Chart and figure data:
....
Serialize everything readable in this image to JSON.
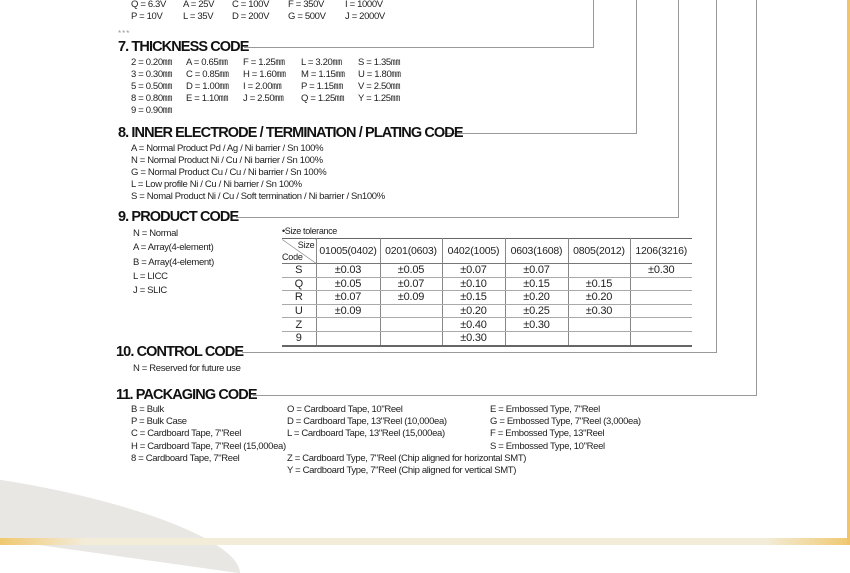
{
  "voltage_rows": [
    [
      "Q = 6.3V",
      "A = 25V",
      "C = 100V",
      "F = 350V",
      "I = 1000V"
    ],
    [
      "P = 10V",
      "L = 35V",
      "D = 200V",
      "G = 500V",
      "J = 2000V"
    ]
  ],
  "stars": "***",
  "thickness": {
    "title": "7. THICKNESS CODE",
    "rows": [
      [
        "2 = 0.20㎜",
        "A = 0.65㎜",
        "F = 1.25㎜",
        "L = 3.20㎜",
        "S = 1.35㎜"
      ],
      [
        "3 = 0.30㎜",
        "C = 0.85㎜",
        "H = 1.60㎜",
        "M = 1.15㎜",
        "U = 1.80㎜"
      ],
      [
        "5 = 0.50㎜",
        "D = 1.00㎜",
        "I = 2.00㎜",
        "P = 1.15㎜",
        "V = 2.50㎜"
      ],
      [
        "8 = 0.80㎜",
        "E = 1.10㎜",
        "J = 2.50㎜",
        "Q = 1.25㎜",
        "Y = 1.25㎜"
      ],
      [
        "9 = 0.90㎜",
        "",
        "",
        "",
        ""
      ]
    ]
  },
  "electrode": {
    "title": "8. INNER ELECTRODE / TERMINATION / PLATING CODE",
    "items": [
      "A = Normal Product Pd / Ag / Ni barrier / Sn 100%",
      "N = Normal Product Ni / Cu / Ni barrier / Sn 100%",
      "G = Normal Product Cu / Cu / Ni barrier / Sn 100%",
      "L = Low profile Ni / Cu / Ni barrier / Sn 100%",
      "S = Nomal Product Ni / Cu / Soft termination / Ni barrier / Sn100%"
    ]
  },
  "product": {
    "title": "9. PRODUCT CODE",
    "items": [
      "N = Normal",
      "A = Array(4-element)",
      "B = Array(4-element)",
      "L = LICC",
      "J = SLIC"
    ]
  },
  "tolerance_table": {
    "caption": "•Size tolerance",
    "corner_size": "Size",
    "corner_code": "Code",
    "columns": [
      "01005(0402)",
      "0201(0603)",
      "0402(1005)",
      "0603(1608)",
      "0805(2012)",
      "1206(3216)"
    ],
    "rows": [
      [
        "S",
        "±0.03",
        "±0.05",
        "±0.07",
        "±0.07",
        "",
        "±0.30"
      ],
      [
        "Q",
        "±0.05",
        "±0.07",
        "±0.10",
        "±0.15",
        "±0.15",
        ""
      ],
      [
        "R",
        "±0.07",
        "±0.09",
        "±0.15",
        "±0.20",
        "±0.20",
        ""
      ],
      [
        "U",
        "±0.09",
        "",
        "±0.20",
        "±0.25",
        "±0.30",
        ""
      ],
      [
        "Z",
        "",
        "",
        "±0.40",
        "±0.30",
        "",
        ""
      ],
      [
        "9",
        "",
        "",
        "±0.30",
        "",
        "",
        ""
      ]
    ]
  },
  "control": {
    "title": "10. CONTROL CODE",
    "items": [
      "N = Reserved for future use"
    ]
  },
  "packaging": {
    "title": "11. PACKAGING CODE",
    "col1": [
      "B = Bulk",
      "P = Bulk Case",
      "C = Cardboard Tape, 7\"Reel",
      "H = Cardboard Tape, 7\"Reel (15,000ea)",
      "8 = Cardboard Tape, 7\"Reel"
    ],
    "col2": [
      "O = Cardboard Tape, 10\"Reel",
      "D = Cardboard Tape, 13\"Reel (10,000ea)",
      "L = Cardboard Tape, 13\"Reel (15,000ea)",
      "",
      "Z = Cardboard Type, 7\"Reel (Chip aligned for horizontal SMT)",
      "Y = Cardboard Type, 7\"Reel (Chip aligned for vertical SMT)"
    ],
    "col3": [
      "E = Embossed Type, 7\"Reel",
      "G = Embossed Type, 7\"Reel (3,000ea)",
      "F = Embossed Type, 13\"Reel",
      "S = Embossed Type, 10\"Reel"
    ]
  },
  "colors": {
    "line": "#999999",
    "accent_gold": "#f0c46a"
  }
}
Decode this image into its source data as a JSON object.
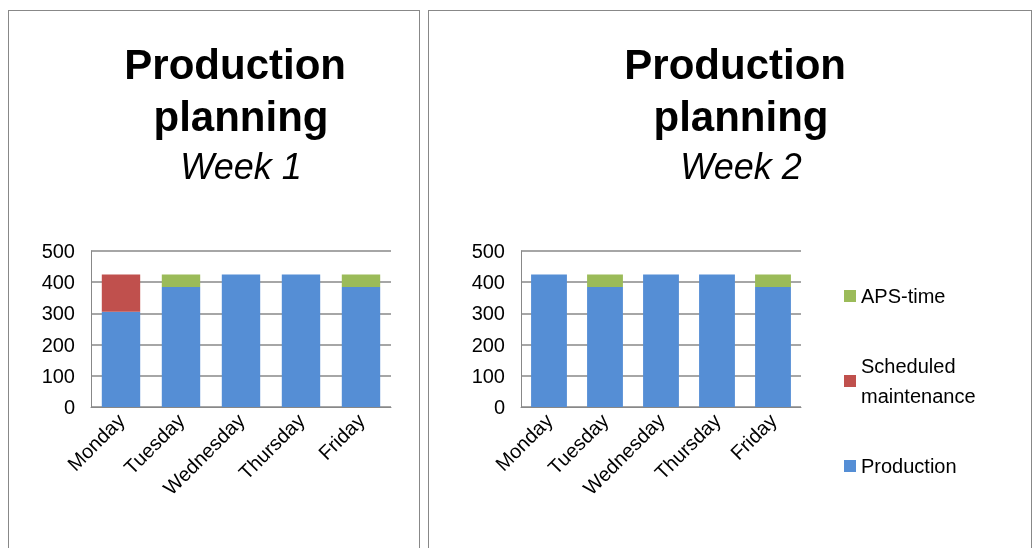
{
  "chart_data": [
    {
      "type": "bar",
      "title": "Production planning",
      "subtitle": "Week 1",
      "categories": [
        "Monday",
        "Tuesday",
        "Wednesday",
        "Thursday",
        "Friday"
      ],
      "stacked": true,
      "ylim": [
        0,
        500
      ],
      "yticks": [
        0,
        100,
        200,
        300,
        400,
        500
      ],
      "grid": "y",
      "legend": false,
      "series": [
        {
          "color": "#558ed5",
          "values": [
            305,
            385,
            425,
            425,
            385
          ]
        },
        {
          "color": "#c0504d",
          "values": [
            120,
            0,
            0,
            0,
            0
          ]
        },
        {
          "color": "#9bbb59",
          "values": [
            0,
            40,
            0,
            0,
            40
          ]
        }
      ]
    },
    {
      "type": "bar",
      "title": "Production planning",
      "subtitle": "Week 2",
      "categories": [
        "Monday",
        "Tuesday",
        "Wednesday",
        "Thursday",
        "Friday"
      ],
      "stacked": true,
      "ylim": [
        0,
        500
      ],
      "yticks": [
        0,
        100,
        200,
        300,
        400,
        500
      ],
      "grid": "y",
      "legend": "right",
      "series": [
        {
          "name": "Production",
          "color": "#558ed5",
          "values": [
            425,
            385,
            425,
            425,
            385
          ]
        },
        {
          "name": "Scheduled maintenance",
          "color": "#c0504d",
          "values": [
            0,
            0,
            0,
            0,
            0
          ]
        },
        {
          "name": "APS-time",
          "color": "#9bbb59",
          "values": [
            0,
            40,
            0,
            0,
            40
          ]
        }
      ]
    }
  ]
}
....
- _The task_
Copy all the entries word for word. Omit any pictures.

- _Reply to the task_
Serialize everything readable in this image to JSON.
{
  "voltage_rows": [
    [
      "Q = 6.3V",
      "A = 25V",
      "C = 100V",
      "F = 350V",
      "I = 1000V"
    ],
    [
      "P = 10V",
      "L = 35V",
      "D = 200V",
      "G = 500V",
      "J = 2000V"
    ]
  ],
  "stars": "***",
  "thickness": {
    "title": "7. THICKNESS CODE",
    "rows": [
      [
        "2 = 0.20㎜",
        "A = 0.65㎜",
        "F = 1.25㎜",
        "L = 3.20㎜",
        "S = 1.35㎜"
      ],
      [
        "3 = 0.30㎜",
        "C = 0.85㎜",
        "H = 1.60㎜",
        "M = 1.15㎜",
        "U = 1.80㎜"
      ],
      [
        "5 = 0.50㎜",
        "D = 1.00㎜",
        "I = 2.00㎜",
        "P = 1.15㎜",
        "V = 2.50㎜"
      ],
      [
        "8 = 0.80㎜",
        "E = 1.10㎜",
        "J = 2.50㎜",
        "Q = 1.25㎜",
        "Y = 1.25㎜"
      ],
      [
        "9 = 0.90㎜",
        "",
        "",
        "",
        ""
      ]
    ]
  },
  "electrode": {
    "title": "8. INNER ELECTRODE / TERMINATION / PLATING CODE",
    "items": [
      "A = Normal Product Pd / Ag / Ni barrier / Sn 100%",
      "N = Normal Product Ni / Cu / Ni barrier / Sn 100%",
      "G = Normal Product Cu / Cu / Ni barrier / Sn 100%",
      "L = Low profile Ni / Cu / Ni barrier / Sn 100%",
      "S = Nomal Product Ni / Cu / Soft termination / Ni barrier / Sn100%"
    ]
  },
  "product": {
    "title": "9. PRODUCT CODE",
    "items": [
      "N = Normal",
      "A = Array(4-element)",
      "B = Array(4-element)",
      "L = LICC",
      "J = SLIC"
    ]
  },
  "tolerance_table": {
    "caption": "•Size tolerance",
    "corner_size": "Size",
    "corner_code": "Code",
    "columns": [
      "01005(0402)",
      "0201(0603)",
      "0402(1005)",
      "0603(1608)",
      "0805(2012)",
      "1206(3216)"
    ],
    "rows": [
      [
        "S",
        "±0.03",
        "±0.05",
        "±0.07",
        "±0.07",
        "",
        "±0.30"
      ],
      [
        "Q",
        "±0.05",
        "±0.07",
        "±0.10",
        "±0.15",
        "±0.15",
        ""
      ],
      [
        "R",
        "±0.07",
        "±0.09",
        "±0.15",
        "±0.20",
        "±0.20",
        ""
      ],
      [
        "U",
        "±0.09",
        "",
        "±0.20",
        "±0.25",
        "±0.30",
        ""
      ],
      [
        "Z",
        "",
        "",
        "±0.40",
        "±0.30",
        "",
        ""
      ],
      [
        "9",
        "",
        "",
        "±0.30",
        "",
        "",
        ""
      ]
    ]
  },
  "control": {
    "title": "10. CONTROL CODE",
    "items": [
      "N = Reserved for future use"
    ]
  },
  "packaging": {
    "title": "11. PACKAGING CODE",
    "col1": [
      "B = Bulk",
      "P = Bulk Case",
      "C = Cardboard Tape, 7\"Reel",
      "H = Cardboard Tape, 7\"Reel (15,000ea)",
      "8 = Cardboard Tape, 7\"Reel"
    ],
    "col2": [
      "O = Cardboard Tape, 10\"Reel",
      "D = Cardboard Tape, 13\"Reel (10,000ea)",
      "L = Cardboard Tape, 13\"Reel (15,000ea)",
      "",
      "Z = Cardboard Type, 7\"Reel (Chip aligned for horizontal SMT)",
      "Y = Cardboard Type, 7\"Reel (Chip aligned for vertical SMT)"
    ],
    "col3": [
      "E = Embossed Type, 7\"Reel",
      "G = Embossed Type, 7\"Reel (3,000ea)",
      "F = Embossed Type, 13\"Reel",
      "S = Embossed Type, 10\"Reel"
    ]
  },
  "colors": {
    "line": "#999999",
    "accent_gold": "#f0c46a"
  }
}
Decode this image into its source data as a JSON object.
{
  "chart_data": [
    {
      "type": "bar",
      "title": "Production planning",
      "subtitle": "Week 1",
      "categories": [
        "Monday",
        "Tuesday",
        "Wednesday",
        "Thursday",
        "Friday"
      ],
      "stacked": true,
      "ylim": [
        0,
        500
      ],
      "yticks": [
        0,
        100,
        200,
        300,
        400,
        500
      ],
      "grid": "y",
      "legend": false,
      "series": [
        {
          "color": "#558ed5",
          "values": [
            305,
            385,
            425,
            425,
            385
          ]
        },
        {
          "color": "#c0504d",
          "values": [
            120,
            0,
            0,
            0,
            0
          ]
        },
        {
          "color": "#9bbb59",
          "values": [
            0,
            40,
            0,
            0,
            40
          ]
        }
      ]
    },
    {
      "type": "bar",
      "title": "Production planning",
      "subtitle": "Week 2",
      "categories": [
        "Monday",
        "Tuesday",
        "Wednesday",
        "Thursday",
        "Friday"
      ],
      "stacked": true,
      "ylim": [
        0,
        500
      ],
      "yticks": [
        0,
        100,
        200,
        300,
        400,
        500
      ],
      "grid": "y",
      "legend": "right",
      "series": [
        {
          "name": "Production",
          "color": "#558ed5",
          "values": [
            425,
            385,
            425,
            425,
            385
          ]
        },
        {
          "name": "Scheduled maintenance",
          "color": "#c0504d",
          "values": [
            0,
            0,
            0,
            0,
            0
          ]
        },
        {
          "name": "APS-time",
          "color": "#9bbb59",
          "values": [
            0,
            40,
            0,
            0,
            40
          ]
        }
      ]
    }
  ]
}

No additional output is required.